**Aim of the exercise**
Every line of the material below must be repeated exactly.

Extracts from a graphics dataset
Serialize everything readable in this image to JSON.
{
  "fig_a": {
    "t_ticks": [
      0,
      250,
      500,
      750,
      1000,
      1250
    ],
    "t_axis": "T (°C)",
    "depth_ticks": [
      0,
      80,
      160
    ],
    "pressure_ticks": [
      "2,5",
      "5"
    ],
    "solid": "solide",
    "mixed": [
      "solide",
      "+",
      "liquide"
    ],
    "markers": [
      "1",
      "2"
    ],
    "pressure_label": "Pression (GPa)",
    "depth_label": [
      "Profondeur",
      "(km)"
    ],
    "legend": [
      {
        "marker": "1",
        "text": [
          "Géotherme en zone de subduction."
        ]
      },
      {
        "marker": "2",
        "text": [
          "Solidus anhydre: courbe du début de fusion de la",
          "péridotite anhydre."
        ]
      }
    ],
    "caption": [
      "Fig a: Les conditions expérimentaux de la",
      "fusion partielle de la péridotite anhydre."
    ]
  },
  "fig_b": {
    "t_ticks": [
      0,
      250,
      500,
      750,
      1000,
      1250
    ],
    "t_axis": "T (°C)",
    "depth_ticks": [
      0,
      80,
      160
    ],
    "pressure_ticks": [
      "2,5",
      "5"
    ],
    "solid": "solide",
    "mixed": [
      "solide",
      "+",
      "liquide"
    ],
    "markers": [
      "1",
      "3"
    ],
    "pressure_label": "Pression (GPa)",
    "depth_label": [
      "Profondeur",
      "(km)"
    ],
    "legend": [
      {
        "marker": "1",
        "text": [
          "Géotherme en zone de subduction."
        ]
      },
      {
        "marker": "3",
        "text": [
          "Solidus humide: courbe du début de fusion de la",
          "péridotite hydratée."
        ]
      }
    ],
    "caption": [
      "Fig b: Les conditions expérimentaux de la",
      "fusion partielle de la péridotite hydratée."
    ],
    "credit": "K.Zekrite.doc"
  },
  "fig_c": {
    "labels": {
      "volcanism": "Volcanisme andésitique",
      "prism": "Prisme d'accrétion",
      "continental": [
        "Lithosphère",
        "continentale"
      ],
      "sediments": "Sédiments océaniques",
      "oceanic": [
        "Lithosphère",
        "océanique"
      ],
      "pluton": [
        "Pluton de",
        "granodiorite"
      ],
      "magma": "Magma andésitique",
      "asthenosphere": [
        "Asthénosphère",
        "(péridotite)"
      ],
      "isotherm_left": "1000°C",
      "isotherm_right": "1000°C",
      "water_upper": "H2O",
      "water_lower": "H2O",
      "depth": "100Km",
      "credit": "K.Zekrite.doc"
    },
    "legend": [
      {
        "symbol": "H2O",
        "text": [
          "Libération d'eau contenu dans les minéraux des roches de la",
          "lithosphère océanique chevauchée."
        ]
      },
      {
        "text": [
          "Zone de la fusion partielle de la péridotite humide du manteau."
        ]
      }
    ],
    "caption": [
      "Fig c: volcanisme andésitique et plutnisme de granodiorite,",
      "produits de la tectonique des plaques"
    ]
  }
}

**Reply**
Serialize everything readable in this image to JSON.
{
  "fig_a": {
    "t_ticks": [
      0,
      250,
      500,
      750,
      1000,
      1250
    ],
    "t_axis": "T (°C)",
    "depth_ticks": [
      0,
      80,
      160
    ],
    "pressure_ticks": [
      "2,5",
      "5"
    ],
    "solid": "solide",
    "mixed": [
      "solide",
      "+",
      "liquide"
    ],
    "markers": [
      "1",
      "2"
    ],
    "pressure_label": "Pression (GPa)",
    "depth_label": [
      "Profondeur",
      "(km)"
    ],
    "legend": [
      {
        "marker": "1",
        "text": [
          "Géotherme en zone de subduction."
        ]
      },
      {
        "marker": "2",
        "text": [
          "Solidus anhydre: courbe du début de fusion de la",
          "péridotite anhydre."
        ]
      }
    ],
    "caption": [
      "Fig a: Les conditions expérimentaux de la",
      "fusion partielle de la péridotite anhydre."
    ]
  },
  "fig_b": {
    "t_ticks": [
      0,
      250,
      500,
      750,
      1000,
      1250
    ],
    "t_axis": "T (°C)",
    "depth_ticks": [
      0,
      80,
      160
    ],
    "pressure_ticks": [
      "2,5",
      "5"
    ],
    "solid": "solide",
    "mixed": [
      "solide",
      "+",
      "liquide"
    ],
    "markers": [
      "1",
      "3"
    ],
    "pressure_label": "Pression (GPa)",
    "depth_label": [
      "Profondeur",
      "(km)"
    ],
    "legend": [
      {
        "marker": "1",
        "text": [
          "Géotherme en zone de subduction."
        ]
      },
      {
        "marker": "3",
        "text": [
          "Solidus humide: courbe du début de fusion de la",
          "péridotite hydratée."
        ]
      }
    ],
    "caption": [
      "Fig b: Les conditions expérimentaux de la",
      "fusion partielle de la péridotite hydratée."
    ],
    "credit": "K.Zekrite.doc"
  },
  "fig_c": {
    "labels": {
      "volcanism": "Volcanisme andésitique",
      "prism": "Prisme d'accrétion",
      "continental": [
        "Lithosphère",
        "continentale"
      ],
      "sediments": "Sédiments océaniques",
      "oceanic": [
        "Lithosphère",
        "océanique"
      ],
      "pluton": [
        "Pluton de",
        "granodiorite"
      ],
      "magma": "Magma andésitique",
      "asthenosphere": [
        "Asthénosphère",
        "(péridotite)"
      ],
      "isotherm_left": "1000°C",
      "isotherm_right": "1000°C",
      "water_upper": "H2O",
      "water_lower": "H2O",
      "depth": "100Km",
      "credit": "K.Zekrite.doc"
    },
    "legend": [
      {
        "symbol": "H2O",
        "text": [
          "Libération d'eau contenu dans les minéraux des roches de la",
          "lithosphère océanique chevauchée."
        ]
      },
      {
        "text": [
          "Zone de la fusion partielle de la péridotite humide du manteau."
        ]
      }
    ],
    "caption": [
      "Fig c: volcanisme andésitique et plutnisme de granodiorite,",
      "produits de la tectonique des plaques"
    ]
  }
}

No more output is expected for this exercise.